begin

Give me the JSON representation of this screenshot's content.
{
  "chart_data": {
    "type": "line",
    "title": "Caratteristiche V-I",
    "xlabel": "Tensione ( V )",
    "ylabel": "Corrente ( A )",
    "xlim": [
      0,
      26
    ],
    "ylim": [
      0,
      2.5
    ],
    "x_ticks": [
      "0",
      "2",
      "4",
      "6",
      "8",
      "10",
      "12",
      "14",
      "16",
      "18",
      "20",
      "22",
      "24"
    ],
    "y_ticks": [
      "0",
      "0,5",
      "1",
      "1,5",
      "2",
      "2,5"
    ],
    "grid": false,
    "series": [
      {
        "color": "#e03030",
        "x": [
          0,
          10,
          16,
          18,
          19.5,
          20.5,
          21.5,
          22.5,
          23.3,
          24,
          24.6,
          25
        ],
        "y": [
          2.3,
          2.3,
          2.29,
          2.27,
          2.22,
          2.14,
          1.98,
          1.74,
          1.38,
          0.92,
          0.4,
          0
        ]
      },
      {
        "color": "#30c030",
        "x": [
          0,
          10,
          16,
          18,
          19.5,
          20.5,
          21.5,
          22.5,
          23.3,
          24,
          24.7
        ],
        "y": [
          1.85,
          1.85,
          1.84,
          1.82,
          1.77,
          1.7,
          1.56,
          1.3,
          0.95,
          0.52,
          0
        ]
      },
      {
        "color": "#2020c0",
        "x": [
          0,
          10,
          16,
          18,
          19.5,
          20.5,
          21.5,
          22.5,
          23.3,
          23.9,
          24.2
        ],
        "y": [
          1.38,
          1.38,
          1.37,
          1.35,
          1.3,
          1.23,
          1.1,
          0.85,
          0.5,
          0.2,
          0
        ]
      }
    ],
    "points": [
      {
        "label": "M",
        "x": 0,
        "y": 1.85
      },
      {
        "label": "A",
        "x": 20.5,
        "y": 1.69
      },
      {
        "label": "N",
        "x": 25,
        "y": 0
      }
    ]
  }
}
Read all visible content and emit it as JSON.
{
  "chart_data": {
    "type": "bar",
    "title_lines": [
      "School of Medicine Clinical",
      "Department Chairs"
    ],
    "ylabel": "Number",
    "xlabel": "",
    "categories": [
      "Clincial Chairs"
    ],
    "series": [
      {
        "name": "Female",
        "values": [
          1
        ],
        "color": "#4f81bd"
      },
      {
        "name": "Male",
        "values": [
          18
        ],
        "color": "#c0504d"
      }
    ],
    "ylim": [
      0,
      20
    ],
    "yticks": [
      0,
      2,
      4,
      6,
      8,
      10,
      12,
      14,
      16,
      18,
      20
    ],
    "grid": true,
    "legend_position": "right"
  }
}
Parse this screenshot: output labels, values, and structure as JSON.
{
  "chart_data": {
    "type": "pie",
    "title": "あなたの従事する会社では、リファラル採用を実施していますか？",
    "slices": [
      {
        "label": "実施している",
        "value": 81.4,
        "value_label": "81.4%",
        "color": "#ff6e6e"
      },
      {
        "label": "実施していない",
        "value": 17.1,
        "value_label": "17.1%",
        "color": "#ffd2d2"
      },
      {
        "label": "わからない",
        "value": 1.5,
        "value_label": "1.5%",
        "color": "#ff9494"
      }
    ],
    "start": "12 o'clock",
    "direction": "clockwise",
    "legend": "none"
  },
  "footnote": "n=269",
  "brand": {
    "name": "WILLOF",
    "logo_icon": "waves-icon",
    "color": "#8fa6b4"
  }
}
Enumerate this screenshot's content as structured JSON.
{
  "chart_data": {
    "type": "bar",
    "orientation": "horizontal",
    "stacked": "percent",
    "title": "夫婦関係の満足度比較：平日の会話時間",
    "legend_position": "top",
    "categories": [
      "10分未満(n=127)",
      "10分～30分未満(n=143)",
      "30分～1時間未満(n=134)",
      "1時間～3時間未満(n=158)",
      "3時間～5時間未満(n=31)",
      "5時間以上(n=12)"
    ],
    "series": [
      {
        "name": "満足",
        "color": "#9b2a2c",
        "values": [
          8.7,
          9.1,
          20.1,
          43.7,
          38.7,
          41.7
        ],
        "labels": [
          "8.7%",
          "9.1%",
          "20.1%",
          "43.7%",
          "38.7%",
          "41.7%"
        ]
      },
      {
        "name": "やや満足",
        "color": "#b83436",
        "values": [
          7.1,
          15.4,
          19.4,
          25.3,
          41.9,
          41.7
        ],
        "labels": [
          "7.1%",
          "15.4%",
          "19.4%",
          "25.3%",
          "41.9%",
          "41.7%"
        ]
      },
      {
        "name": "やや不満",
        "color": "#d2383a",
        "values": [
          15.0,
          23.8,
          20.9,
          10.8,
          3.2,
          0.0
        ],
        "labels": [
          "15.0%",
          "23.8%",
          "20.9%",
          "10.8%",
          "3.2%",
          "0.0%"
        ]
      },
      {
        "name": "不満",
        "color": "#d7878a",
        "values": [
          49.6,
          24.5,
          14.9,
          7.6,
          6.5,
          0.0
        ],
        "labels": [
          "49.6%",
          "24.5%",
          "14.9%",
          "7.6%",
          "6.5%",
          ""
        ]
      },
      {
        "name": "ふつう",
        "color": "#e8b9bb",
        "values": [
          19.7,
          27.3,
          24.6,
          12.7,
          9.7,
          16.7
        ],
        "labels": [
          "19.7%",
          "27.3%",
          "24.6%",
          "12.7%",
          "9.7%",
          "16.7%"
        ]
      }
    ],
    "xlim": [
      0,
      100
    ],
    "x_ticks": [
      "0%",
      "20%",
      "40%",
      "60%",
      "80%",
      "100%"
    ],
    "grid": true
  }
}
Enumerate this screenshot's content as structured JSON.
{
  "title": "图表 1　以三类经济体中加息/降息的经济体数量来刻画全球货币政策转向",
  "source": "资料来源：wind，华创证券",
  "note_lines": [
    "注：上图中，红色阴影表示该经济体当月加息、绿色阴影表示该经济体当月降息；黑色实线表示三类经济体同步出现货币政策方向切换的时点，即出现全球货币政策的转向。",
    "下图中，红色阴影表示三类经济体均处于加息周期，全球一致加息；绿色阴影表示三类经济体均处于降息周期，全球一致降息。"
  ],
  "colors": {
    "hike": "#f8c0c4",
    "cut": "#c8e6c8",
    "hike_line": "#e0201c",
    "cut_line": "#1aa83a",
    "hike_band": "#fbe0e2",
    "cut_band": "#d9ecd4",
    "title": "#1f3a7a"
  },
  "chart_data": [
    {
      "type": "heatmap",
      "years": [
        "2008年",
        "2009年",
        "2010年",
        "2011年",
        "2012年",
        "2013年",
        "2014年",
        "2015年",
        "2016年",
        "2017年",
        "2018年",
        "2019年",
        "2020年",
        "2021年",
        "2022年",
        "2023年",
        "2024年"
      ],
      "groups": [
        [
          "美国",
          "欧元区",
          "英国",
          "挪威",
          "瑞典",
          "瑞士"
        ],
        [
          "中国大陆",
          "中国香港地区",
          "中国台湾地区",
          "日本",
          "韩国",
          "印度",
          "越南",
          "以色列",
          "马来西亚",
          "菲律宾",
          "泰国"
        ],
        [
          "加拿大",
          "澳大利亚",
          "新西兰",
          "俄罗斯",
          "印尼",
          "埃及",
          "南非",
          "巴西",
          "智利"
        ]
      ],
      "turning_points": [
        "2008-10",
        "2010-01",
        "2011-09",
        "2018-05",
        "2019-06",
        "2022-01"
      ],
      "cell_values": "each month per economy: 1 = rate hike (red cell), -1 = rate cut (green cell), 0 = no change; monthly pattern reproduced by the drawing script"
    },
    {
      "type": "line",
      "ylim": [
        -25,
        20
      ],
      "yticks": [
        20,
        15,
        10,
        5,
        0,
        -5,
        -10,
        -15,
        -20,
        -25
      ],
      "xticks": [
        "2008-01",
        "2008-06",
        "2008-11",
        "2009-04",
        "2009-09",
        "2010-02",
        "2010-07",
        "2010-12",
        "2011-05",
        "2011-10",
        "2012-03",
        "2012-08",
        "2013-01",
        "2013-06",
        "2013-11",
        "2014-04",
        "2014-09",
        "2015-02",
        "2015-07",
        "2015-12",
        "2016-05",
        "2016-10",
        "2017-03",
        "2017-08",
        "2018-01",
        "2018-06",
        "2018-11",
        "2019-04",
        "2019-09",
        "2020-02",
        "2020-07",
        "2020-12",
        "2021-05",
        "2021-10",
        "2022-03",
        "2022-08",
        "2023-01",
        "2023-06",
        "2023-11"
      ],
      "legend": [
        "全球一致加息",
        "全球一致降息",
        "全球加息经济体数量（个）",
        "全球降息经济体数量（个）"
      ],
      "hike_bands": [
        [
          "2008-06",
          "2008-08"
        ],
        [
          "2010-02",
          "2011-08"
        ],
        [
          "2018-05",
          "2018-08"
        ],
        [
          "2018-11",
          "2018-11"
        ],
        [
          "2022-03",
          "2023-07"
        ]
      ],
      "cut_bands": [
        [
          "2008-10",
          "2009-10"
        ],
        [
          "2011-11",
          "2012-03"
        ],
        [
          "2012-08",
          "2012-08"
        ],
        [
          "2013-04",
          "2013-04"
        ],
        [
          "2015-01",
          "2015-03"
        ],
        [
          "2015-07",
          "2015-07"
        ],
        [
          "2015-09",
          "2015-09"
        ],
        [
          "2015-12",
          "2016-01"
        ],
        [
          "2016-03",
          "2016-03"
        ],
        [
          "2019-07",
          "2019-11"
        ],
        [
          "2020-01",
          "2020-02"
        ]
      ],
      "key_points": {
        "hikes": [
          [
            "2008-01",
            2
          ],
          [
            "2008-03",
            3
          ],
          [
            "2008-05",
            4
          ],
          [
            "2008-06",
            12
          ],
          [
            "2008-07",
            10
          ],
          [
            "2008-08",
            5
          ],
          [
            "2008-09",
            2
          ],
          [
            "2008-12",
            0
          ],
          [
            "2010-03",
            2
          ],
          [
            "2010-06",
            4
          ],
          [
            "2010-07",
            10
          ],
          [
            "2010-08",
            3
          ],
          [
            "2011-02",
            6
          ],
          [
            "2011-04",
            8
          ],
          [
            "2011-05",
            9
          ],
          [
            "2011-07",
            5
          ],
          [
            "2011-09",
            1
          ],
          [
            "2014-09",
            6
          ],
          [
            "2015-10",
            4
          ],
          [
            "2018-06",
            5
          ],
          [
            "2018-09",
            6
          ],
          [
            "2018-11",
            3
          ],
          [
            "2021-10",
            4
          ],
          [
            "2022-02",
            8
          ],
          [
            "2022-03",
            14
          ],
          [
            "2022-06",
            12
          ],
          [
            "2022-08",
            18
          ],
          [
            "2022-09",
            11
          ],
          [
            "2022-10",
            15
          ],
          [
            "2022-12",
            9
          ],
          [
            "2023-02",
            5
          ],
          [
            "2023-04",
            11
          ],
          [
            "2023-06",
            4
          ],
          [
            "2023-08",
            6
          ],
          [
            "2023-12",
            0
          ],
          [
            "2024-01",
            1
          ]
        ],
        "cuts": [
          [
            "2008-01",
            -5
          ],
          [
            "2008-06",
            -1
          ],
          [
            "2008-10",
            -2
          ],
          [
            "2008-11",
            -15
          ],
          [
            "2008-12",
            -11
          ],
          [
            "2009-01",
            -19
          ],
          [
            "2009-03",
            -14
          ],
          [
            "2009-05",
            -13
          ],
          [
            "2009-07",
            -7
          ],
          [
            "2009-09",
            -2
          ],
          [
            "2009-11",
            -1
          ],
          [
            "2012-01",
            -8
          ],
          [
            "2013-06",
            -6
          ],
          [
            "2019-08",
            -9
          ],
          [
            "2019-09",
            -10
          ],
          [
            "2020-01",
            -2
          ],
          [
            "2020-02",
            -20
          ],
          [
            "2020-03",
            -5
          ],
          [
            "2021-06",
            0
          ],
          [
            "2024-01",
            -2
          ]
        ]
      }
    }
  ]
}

end

§ **Problem to solve**: Copy each line from the data above that includes "content".

§ **Completed exercise**:
Give me the JSON representation of this screenshot's content.
Read all visible content and emit it as JSON.
Enumerate this screenshot's content as structured JSON.
Enumerate this screenshot's content as structured JSON.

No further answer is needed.